La terza sezione punta l’attenzione su “l’internazionalità e la nuova scultura”: i grandi maestri dadaisti vivono e respirano il clima culturale milanese, Duchamp e Man Ray espongono nelle gallerie della città lombarda e, necessariamente, contribuiscono alla ricerca artistica. Una nuova tipologia di scultura diventa protagonista oggettiva: l’installazione di barili colorati di Christo, 28 barrels structure (1968, fig. 7), sullo sfondo grigio riproducente il Duomo milanese,  ne è un esempio emblematico. Affianco, in vetrina, la Venus restaurée di Man Ray (1936/71, fig. 8) di gesso e corda. Sulla parete alcune foto ritraggono Mirò con un filo, è la sua firma, e forse ispireranno Fontana quando sperimenterà l’uso del neon.

-- -- --

▶ [Esercizio scritto A] Nei record, parti dalla prima riga e fermati dopo quella che contiene "bar [440,184,453,327]". Riscrivi queste righe cambiando "bar" in "barra" e lasciando invariato tutto il resto.

(Elenchi di elementi annotati)

-- -- --

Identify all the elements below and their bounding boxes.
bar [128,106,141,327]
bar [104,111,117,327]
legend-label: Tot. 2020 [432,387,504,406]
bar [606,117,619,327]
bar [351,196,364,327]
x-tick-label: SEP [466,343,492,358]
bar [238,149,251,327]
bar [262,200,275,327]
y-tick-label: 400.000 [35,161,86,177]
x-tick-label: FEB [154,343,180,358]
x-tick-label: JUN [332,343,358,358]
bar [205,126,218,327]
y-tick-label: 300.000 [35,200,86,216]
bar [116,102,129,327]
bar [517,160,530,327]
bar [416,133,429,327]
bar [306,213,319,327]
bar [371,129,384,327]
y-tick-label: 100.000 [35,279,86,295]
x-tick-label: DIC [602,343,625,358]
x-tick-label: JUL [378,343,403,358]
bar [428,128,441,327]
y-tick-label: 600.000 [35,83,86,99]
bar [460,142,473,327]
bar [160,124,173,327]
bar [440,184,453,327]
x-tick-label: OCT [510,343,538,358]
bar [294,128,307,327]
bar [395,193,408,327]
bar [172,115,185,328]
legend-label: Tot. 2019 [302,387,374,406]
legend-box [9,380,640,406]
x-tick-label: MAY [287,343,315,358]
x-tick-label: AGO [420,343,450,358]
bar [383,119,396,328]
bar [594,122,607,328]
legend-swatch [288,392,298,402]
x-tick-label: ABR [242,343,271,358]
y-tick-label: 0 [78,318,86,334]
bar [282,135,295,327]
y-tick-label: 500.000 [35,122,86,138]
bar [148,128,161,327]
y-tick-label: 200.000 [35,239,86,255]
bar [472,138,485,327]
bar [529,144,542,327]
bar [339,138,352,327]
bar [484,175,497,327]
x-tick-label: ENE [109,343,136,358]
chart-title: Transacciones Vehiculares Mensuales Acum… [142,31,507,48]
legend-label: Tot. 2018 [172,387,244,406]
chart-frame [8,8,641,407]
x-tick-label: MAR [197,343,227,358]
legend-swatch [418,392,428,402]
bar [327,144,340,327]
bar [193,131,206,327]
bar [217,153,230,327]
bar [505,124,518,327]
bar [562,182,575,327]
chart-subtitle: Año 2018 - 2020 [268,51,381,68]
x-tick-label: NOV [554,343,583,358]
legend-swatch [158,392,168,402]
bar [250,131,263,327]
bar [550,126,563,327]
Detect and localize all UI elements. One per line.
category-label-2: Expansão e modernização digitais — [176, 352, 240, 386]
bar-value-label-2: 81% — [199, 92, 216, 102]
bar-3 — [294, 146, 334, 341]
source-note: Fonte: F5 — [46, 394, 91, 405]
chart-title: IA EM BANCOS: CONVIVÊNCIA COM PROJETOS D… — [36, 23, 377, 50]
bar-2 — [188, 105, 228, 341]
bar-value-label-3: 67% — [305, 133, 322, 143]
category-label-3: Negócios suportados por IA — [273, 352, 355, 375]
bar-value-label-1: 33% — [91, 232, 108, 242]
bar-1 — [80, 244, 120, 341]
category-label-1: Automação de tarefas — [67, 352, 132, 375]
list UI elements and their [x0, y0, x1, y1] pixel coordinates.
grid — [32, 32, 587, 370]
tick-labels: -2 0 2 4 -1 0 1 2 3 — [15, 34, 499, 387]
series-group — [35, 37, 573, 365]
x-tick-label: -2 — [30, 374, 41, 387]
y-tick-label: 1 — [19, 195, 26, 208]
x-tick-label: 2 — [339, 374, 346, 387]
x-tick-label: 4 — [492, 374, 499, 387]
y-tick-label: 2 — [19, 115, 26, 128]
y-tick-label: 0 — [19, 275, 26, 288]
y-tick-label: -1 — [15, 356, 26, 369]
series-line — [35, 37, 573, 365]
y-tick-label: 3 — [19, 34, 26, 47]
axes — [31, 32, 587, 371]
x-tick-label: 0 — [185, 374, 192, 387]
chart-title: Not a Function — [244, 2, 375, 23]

-- -- --

▶ [Esercizio scritto B] Secondo il testo dato, di quali materiali è fatta la Venus restaurée di Man Ray?

▶ [Risposta A]
Identify all the elements below and their bounding boxes.
barra [128,106,141,327]
barra [104,111,117,327]
legend-label: Tot. 2020 [432,387,504,406]
barra [606,117,619,327]
barra [351,196,364,327]
x-tick-label: SEP [466,343,492,358]
barra [238,149,251,327]
barra [262,200,275,327]
y-tick-label: 400.000 [35,161,86,177]
x-tick-label: FEB [154,343,180,358]
x-tick-label: JUN [332,343,358,358]
barra [205,126,218,327]
y-tick-label: 300.000 [35,200,86,216]
barra [116,102,129,327]
barra [517,160,530,327]
barra [416,133,429,327]
barra [306,213,319,327]
barra [371,129,384,327]
y-tick-label: 100.000 [35,279,86,295]
x-tick-label: DIC [602,343,625,358]
x-tick-label: JUL [378,343,403,358]
barra [428,128,441,327]
y-tick-label: 600.000 [35,83,86,99]
barra [460,142,473,327]
barra [160,124,173,327]
barra [440,184,453,327]

▶ [Risposta B] Di gesso e corda.